WHAT YOU ARE ASKED TO DO: Copy each line of the listing below exactly.

[Data listing]
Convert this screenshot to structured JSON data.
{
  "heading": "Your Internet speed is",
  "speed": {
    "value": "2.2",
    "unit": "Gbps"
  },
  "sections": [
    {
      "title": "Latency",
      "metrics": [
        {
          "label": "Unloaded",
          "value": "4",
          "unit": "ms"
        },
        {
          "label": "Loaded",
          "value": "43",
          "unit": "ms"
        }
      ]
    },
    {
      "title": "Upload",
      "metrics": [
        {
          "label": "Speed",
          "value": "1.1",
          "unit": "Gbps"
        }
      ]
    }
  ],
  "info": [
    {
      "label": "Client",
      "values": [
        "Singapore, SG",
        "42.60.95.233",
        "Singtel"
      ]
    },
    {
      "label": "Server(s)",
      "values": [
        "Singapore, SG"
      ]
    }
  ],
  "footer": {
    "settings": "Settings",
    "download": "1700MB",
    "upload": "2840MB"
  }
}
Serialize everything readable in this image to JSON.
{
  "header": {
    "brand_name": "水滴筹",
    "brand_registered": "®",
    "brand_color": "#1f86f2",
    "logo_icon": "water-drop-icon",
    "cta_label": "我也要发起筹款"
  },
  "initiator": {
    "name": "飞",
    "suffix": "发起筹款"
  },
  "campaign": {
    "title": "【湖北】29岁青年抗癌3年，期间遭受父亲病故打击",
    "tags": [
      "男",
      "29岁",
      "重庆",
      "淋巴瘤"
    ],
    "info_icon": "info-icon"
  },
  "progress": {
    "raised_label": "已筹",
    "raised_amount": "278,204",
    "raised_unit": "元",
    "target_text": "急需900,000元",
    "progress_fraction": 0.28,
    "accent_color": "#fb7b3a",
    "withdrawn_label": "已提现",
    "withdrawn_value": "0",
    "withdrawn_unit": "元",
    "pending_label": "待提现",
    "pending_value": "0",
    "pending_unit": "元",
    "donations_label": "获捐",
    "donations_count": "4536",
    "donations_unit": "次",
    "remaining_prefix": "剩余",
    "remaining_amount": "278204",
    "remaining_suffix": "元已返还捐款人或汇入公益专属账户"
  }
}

RESPONSE FOR THIS EXERCISE:
Convert this screenshot to structured JSON data.
{
  "heading": "Your Internet speed is",
  "speed": {
    "value": "2.2",
    "unit": "Gbps"
  },
  "sections": [
    {
      "title": "Latency",
      "metrics": [
        {
          "label": "Unloaded",
          "value": "4",
          "unit": "ms"
        },
        {
          "label": "Loaded",
          "value": "43",
          "unit": "ms"
        }
      ]
    },
    {
      "title": "Upload",
      "metrics": [
        {
          "label": "Speed",
          "value": "1.1",
          "unit": "Gbps"
        }
      ]
    }
  ],
  "info": [
    {
      "label": "Client",
      "values": [
        "Singapore, SG",
        "42.60.95.233",
        "Singtel"
      ]
    },
    {
      "label": "Server(s)",
      "values": [
        "Singapore, SG"
      ]
    }
  ],
  "footer": {
    "settings": "Settings",
    "download": "1700MB",
    "upload": "2840MB"
  }
}
Serialize everything readable in this image to JSON.
{
  "header": {
    "brand_name": "水滴筹",
    "brand_registered": "®",
    "brand_color": "#1f86f2",
    "logo_icon": "water-drop-icon",
    "cta_label": "我也要发起筹款"
  },
  "initiator": {
    "name": "飞",
    "suffix": "发起筹款"
  },
  "campaign": {
    "title": "【湖北】29岁青年抗癌3年，期间遭受父亲病故打击",
    "tags": [
      "男",
      "29岁",
      "重庆",
      "淋巴瘤"
    ],
    "info_icon": "info-icon"
  },
  "progress": {
    "raised_label": "已筹",
    "raised_amount": "278,204",
    "raised_unit": "元",
    "target_text": "急需900,000元",
    "progress_fraction": 0.28,
    "accent_color": "#fb7b3a",
    "withdrawn_label": "已提现",
    "withdrawn_value": "0",
    "withdrawn_unit": "元",
    "pending_label": "待提现",
    "pending_value": "0",
    "pending_unit": "元",
    "donations_label": "获捐",
    "donations_count": "4536",
    "donations_unit": "次",
    "remaining_prefix": "剩余",
    "remaining_amount": "278204",
    "remaining_suffix": "元已返还捐款人或汇入公益专属账户"
  }
}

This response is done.